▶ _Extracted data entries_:
⟨

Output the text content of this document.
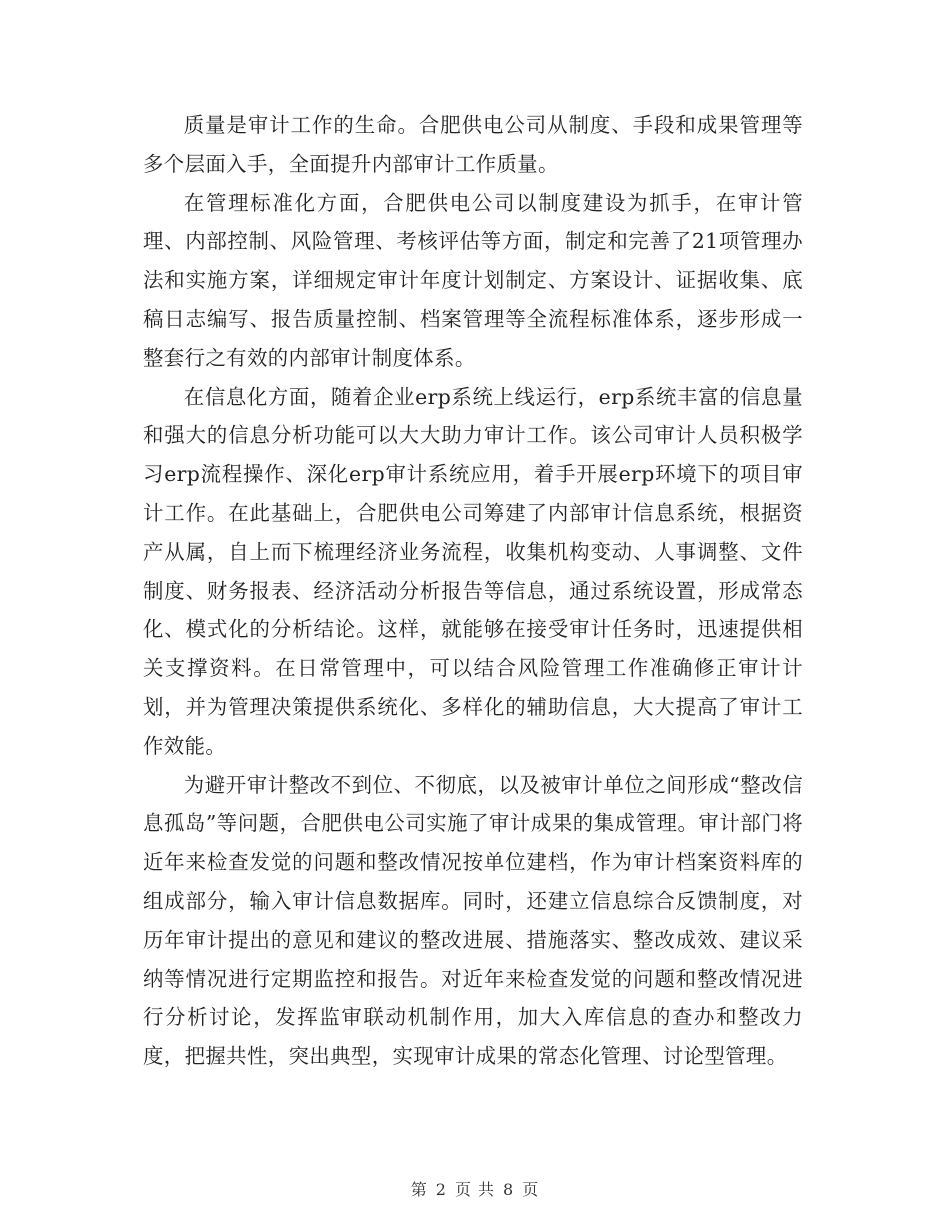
质量是审计工作的生命。合肥供电公司从制度、手段和成果管理等多个层面入手，全面提升内部审计工作质量。

在管理标准化方面，合肥供电公司以制度建设为抓手，在审计管理、内部控制、风险管理、考核评估等方面，制定和完善了21项管理办法和实施方案，详细规定审计年度计划制定、方案设计、证据收集、底稿日志编写、报告质量控制、档案管理等全流程标准体系，逐步形成一整套行之有效的内部审计制度体系。

在信息化方面，随着企业erp系统上线运行，erp系统丰富的信息量和强大的信息分析功能可以大大助力审计工作。该公司审计人员积极学习erp流程操作、深化erp审计系统应用，着手开展erp环境下的项目审计工作。在此基础上，合肥供电公司筹建了内部审计信息系统，根据资产从属，自上而下梳理经济业务流程，收集机构变动、人事调整、文件制度、财务报表、经济活动分析报告等信息，通过系统设置，形成常态化、模式化的分析结论。这样，就能够在接受审计任务时，迅速提供相关支撑资料。在日常管理中，可以结合风险管理工作准确修正审计计划，并为管理决策提供系统化、多样化的辅助信息，大大提高了审计工作效能。

为避开审计整改不到位、不彻底，以及被审计单位之间形成“整改信息孤岛”等问题，合肥供电公司实施了审计成果的集成管理。审计部门将近年来检查发觉的问题和整改情况按单位建档，作为审计档案资料库的组成部分，输入审计信息数据库。同时，还建立信息综合反馈制度，对历年审计提出的意见和建议的整改进展、措施落实、整改成效、建议采纳等情况进行定期监控和报告。对近年来检查发觉的问题和整改情况进行分析讨论，发挥监审联动机制作用，加大入库信息的查办和整改力度，把握共性，突出典型，实现审计成果的常态化管理、讨论型管理。

第 2 页 共 8 页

⟩

▶ _JOB_:
Transcribe the material exactly, and leave out whatever pictures it holds.

▶ _SOLVED EXERCISE_:
Output the text content of this document.
质量是审计工作的生命。合肥供电公司从制度、手段和成果管理等多个层面入手，全面提升内部审计工作质量。

在管理标准化方面，合肥供电公司以制度建设为抓手，在审计管理、内部控制、风险管理、考核评估等方面，制定和完善了21项管理办法和实施方案，详细规定审计年度计划制定、方案设计、证据收集、底稿日志编写、报告质量控制、档案管理等全流程标准体系，逐步形成一整套行之有效的内部审计制度体系。

在信息化方面，随着企业erp系统上线运行，erp系统丰富的信息量和强大的信息分析功能可以大大助力审计工作。该公司审计人员积极学习erp流程操作、深化erp审计系统应用，着手开展erp环境下的项目审计工作。在此基础上，合肥供电公司筹建了内部审计信息系统，根据资产从属，自上而下梳理经济业务流程，收集机构变动、人事调整、文件制度、财务报表、经济活动分析报告等信息，通过系统设置，形成常态化、模式化的分析结论。这样，就能够在接受审计任务时，迅速提供相关支撑资料。在日常管理中，可以结合风险管理工作准确修正审计计划，并为管理决策提供系统化、多样化的辅助信息，大大提高了审计工作效能。

为避开审计整改不到位、不彻底，以及被审计单位之间形成“整改信息孤岛”等问题，合肥供电公司实施了审计成果的集成管理。审计部门将近年来检查发觉的问题和整改情况按单位建档，作为审计档案资料库的组成部分，输入审计信息数据库。同时，还建立信息综合反馈制度，对历年审计提出的意见和建议的整改进展、措施落实、整改成效、建议采纳等情况进行定期监控和报告。对近年来检查发觉的问题和整改情况进行分析讨论，发挥监审联动机制作用，加大入库信息的查办和整改力度，把握共性，突出典型，实现审计成果的常态化管理、讨论型管理。

第 2 页 共 8 页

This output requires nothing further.